- _Task to complete_
Extract the listing in its entirety, keeping each line identical to the original.
[BEGIN]
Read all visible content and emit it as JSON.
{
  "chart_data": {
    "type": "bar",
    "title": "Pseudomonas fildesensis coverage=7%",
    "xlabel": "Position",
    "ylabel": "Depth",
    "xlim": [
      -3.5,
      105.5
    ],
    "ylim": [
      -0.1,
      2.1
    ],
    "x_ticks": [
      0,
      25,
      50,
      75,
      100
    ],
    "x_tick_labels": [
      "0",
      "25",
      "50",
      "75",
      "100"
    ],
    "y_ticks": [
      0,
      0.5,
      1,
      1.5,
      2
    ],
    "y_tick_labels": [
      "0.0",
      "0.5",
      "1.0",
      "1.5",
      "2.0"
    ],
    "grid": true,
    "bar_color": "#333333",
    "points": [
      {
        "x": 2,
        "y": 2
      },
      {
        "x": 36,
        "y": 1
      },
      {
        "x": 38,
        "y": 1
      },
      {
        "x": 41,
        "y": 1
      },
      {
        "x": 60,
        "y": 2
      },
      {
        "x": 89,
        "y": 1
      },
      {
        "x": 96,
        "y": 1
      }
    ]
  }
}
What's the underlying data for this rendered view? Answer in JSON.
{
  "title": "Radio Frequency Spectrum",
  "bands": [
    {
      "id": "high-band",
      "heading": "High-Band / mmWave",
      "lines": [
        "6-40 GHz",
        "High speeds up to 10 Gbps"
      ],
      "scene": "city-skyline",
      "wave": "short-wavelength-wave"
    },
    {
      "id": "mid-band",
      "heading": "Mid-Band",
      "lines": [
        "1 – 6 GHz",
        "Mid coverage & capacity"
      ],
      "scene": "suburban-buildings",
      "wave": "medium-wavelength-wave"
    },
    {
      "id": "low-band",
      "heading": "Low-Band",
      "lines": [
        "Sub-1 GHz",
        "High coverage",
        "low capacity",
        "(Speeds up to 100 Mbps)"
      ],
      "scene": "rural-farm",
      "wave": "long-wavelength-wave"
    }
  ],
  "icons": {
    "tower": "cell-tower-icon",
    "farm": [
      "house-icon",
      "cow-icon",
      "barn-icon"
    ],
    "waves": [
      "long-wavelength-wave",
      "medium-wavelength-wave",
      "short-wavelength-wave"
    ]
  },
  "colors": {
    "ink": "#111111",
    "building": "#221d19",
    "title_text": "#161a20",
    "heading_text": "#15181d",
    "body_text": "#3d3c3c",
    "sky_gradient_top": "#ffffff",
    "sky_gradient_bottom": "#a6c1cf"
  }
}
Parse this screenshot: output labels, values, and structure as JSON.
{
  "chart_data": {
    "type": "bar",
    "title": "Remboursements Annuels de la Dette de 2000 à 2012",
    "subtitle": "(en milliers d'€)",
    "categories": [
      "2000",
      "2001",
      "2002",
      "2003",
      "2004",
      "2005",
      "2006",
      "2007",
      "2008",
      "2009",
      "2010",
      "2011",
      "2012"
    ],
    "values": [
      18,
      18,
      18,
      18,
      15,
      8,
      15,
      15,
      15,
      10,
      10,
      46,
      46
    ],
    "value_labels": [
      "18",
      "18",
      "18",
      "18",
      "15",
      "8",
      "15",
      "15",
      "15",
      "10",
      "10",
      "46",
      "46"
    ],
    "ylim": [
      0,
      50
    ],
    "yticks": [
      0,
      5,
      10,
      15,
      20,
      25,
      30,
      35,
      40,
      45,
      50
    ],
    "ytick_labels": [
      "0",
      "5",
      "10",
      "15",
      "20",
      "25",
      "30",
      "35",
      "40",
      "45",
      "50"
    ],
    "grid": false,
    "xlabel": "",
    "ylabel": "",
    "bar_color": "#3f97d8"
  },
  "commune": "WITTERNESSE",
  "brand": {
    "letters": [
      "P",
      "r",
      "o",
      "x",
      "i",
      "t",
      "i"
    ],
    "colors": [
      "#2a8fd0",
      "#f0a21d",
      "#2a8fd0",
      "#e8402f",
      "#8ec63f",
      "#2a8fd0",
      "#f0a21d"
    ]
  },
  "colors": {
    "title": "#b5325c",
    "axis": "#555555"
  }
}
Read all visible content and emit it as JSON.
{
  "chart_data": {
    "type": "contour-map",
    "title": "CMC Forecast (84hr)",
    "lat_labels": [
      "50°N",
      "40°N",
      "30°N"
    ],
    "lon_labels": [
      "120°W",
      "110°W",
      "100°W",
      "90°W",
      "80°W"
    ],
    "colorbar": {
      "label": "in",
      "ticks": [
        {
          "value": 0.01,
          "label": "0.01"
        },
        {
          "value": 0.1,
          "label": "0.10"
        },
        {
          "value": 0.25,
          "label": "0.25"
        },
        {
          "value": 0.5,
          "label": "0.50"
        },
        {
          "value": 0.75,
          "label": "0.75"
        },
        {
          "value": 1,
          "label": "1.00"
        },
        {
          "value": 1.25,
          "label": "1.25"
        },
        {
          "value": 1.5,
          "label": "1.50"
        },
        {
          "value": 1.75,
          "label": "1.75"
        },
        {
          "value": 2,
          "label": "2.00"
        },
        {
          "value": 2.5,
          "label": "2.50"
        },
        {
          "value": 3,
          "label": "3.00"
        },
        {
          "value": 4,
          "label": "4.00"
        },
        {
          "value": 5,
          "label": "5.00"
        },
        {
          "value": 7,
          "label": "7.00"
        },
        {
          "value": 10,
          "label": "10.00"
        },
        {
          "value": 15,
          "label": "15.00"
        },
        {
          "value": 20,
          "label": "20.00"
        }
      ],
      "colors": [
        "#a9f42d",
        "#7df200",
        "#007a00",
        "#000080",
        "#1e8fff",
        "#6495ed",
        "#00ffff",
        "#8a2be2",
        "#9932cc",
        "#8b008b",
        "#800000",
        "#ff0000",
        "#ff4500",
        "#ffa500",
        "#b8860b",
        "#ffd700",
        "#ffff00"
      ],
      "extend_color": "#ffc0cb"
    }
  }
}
[END]
- _Expected answer_
Read all visible content and emit it as JSON.
{
  "chart_data": {
    "type": "bar",
    "title": "Pseudomonas fildesensis coverage=7%",
    "xlabel": "Position",
    "ylabel": "Depth",
    "xlim": [
      -3.5,
      105.5
    ],
    "ylim": [
      -0.1,
      2.1
    ],
    "x_ticks": [
      0,
      25,
      50,
      75,
      100
    ],
    "x_tick_labels": [
      "0",
      "25",
      "50",
      "75",
      "100"
    ],
    "y_ticks": [
      0,
      0.5,
      1,
      1.5,
      2
    ],
    "y_tick_labels": [
      "0.0",
      "0.5",
      "1.0",
      "1.5",
      "2.0"
    ],
    "grid": true,
    "bar_color": "#333333",
    "points": [
      {
        "x": 2,
        "y": 2
      },
      {
        "x": 36,
        "y": 1
      },
      {
        "x": 38,
        "y": 1
      },
      {
        "x": 41,
        "y": 1
      },
      {
        "x": 60,
        "y": 2
      },
      {
        "x": 89,
        "y": 1
      },
      {
        "x": 96,
        "y": 1
      }
    ]
  }
}
What's the underlying data for this rendered view? Answer in JSON.
{
  "title": "Radio Frequency Spectrum",
  "bands": [
    {
      "id": "high-band",
      "heading": "High-Band / mmWave",
      "lines": [
        "6-40 GHz",
        "High speeds up to 10 Gbps"
      ],
      "scene": "city-skyline",
      "wave": "short-wavelength-wave"
    },
    {
      "id": "mid-band",
      "heading": "Mid-Band",
      "lines": [
        "1 – 6 GHz",
        "Mid coverage & capacity"
      ],
      "scene": "suburban-buildings",
      "wave": "medium-wavelength-wave"
    },
    {
      "id": "low-band",
      "heading": "Low-Band",
      "lines": [
        "Sub-1 GHz",
        "High coverage",
        "low capacity",
        "(Speeds up to 100 Mbps)"
      ],
      "scene": "rural-farm",
      "wave": "long-wavelength-wave"
    }
  ],
  "icons": {
    "tower": "cell-tower-icon",
    "farm": [
      "house-icon",
      "cow-icon",
      "barn-icon"
    ],
    "waves": [
      "long-wavelength-wave",
      "medium-wavelength-wave",
      "short-wavelength-wave"
    ]
  },
  "colors": {
    "ink": "#111111",
    "building": "#221d19",
    "title_text": "#161a20",
    "heading_text": "#15181d",
    "body_text": "#3d3c3c",
    "sky_gradient_top": "#ffffff",
    "sky_gradient_bottom": "#a6c1cf"
  }
}
Parse this screenshot: output labels, values, and structure as JSON.
{
  "chart_data": {
    "type": "bar",
    "title": "Remboursements Annuels de la Dette de 2000 à 2012",
    "subtitle": "(en milliers d'€)",
    "categories": [
      "2000",
      "2001",
      "2002",
      "2003",
      "2004",
      "2005",
      "2006",
      "2007",
      "2008",
      "2009",
      "2010",
      "2011",
      "2012"
    ],
    "values": [
      18,
      18,
      18,
      18,
      15,
      8,
      15,
      15,
      15,
      10,
      10,
      46,
      46
    ],
    "value_labels": [
      "18",
      "18",
      "18",
      "18",
      "15",
      "8",
      "15",
      "15",
      "15",
      "10",
      "10",
      "46",
      "46"
    ],
    "ylim": [
      0,
      50
    ],
    "yticks": [
      0,
      5,
      10,
      15,
      20,
      25,
      30,
      35,
      40,
      45,
      50
    ],
    "ytick_labels": [
      "0",
      "5",
      "10",
      "15",
      "20",
      "25",
      "30",
      "35",
      "40",
      "45",
      "50"
    ],
    "grid": false,
    "xlabel": "",
    "ylabel": "",
    "bar_color": "#3f97d8"
  },
  "commune": "WITTERNESSE",
  "brand": {
    "letters": [
      "P",
      "r",
      "o",
      "x",
      "i",
      "t",
      "i"
    ],
    "colors": [
      "#2a8fd0",
      "#f0a21d",
      "#2a8fd0",
      "#e8402f",
      "#8ec63f",
      "#2a8fd0",
      "#f0a21d"
    ]
  },
  "colors": {
    "title": "#b5325c",
    "axis": "#555555"
  }
}
Read all visible content and emit it as JSON.
{
  "chart_data": {
    "type": "contour-map",
    "title": "CMC Forecast (84hr)",
    "lat_labels": [
      "50°N",
      "40°N",
      "30°N"
    ],
    "lon_labels": [
      "120°W",
      "110°W",
      "100°W",
      "90°W",
      "80°W"
    ],
    "colorbar": {
      "label": "in",
      "ticks": [
        {
          "value": 0.01,
          "label": "0.01"
        },
        {
          "value": 0.1,
          "label": "0.10"
        },
        {
          "value": 0.25,
          "label": "0.25"
        },
        {
          "value": 0.5,
          "label": "0.50"
        },
        {
          "value": 0.75,
          "label": "0.75"
        },
        {
          "value": 1,
          "label": "1.00"
        },
        {
          "value": 1.25,
          "label": "1.25"
        },
        {
          "value": 1.5,
          "label": "1.50"
        },
        {
          "value": 1.75,
          "label": "1.75"
        },
        {
          "value": 2,
          "label": "2.00"
        },
        {
          "value": 2.5,
          "label": "2.50"
        },
        {
          "value": 3,
          "label": "3.00"
        },
        {
          "value": 4,
          "label": "4.00"
        },
        {
          "value": 5,
          "label": "5.00"
        },
        {
          "value": 7,
          "label": "7.00"
        },
        {
          "value": 10,
          "label": "10.00"
        },
        {
          "value": 15,
          "label": "15.00"
        },
        {
          "value": 20,
          "label": "20.00"
        }
      ],
      "colors": [
        "#a9f42d",
        "#7df200",
        "#007a00",
        "#000080",
        "#1e8fff",
        "#6495ed",
        "#00ffff",
        "#8a2be2",
        "#9932cc",
        "#8b008b",
        "#800000",
        "#ff0000",
        "#ff4500",
        "#ffa500",
        "#b8860b",
        "#ffd700",
        "#ffff00"
      ],
      "extend_color": "#ffc0cb"
    }
  }
}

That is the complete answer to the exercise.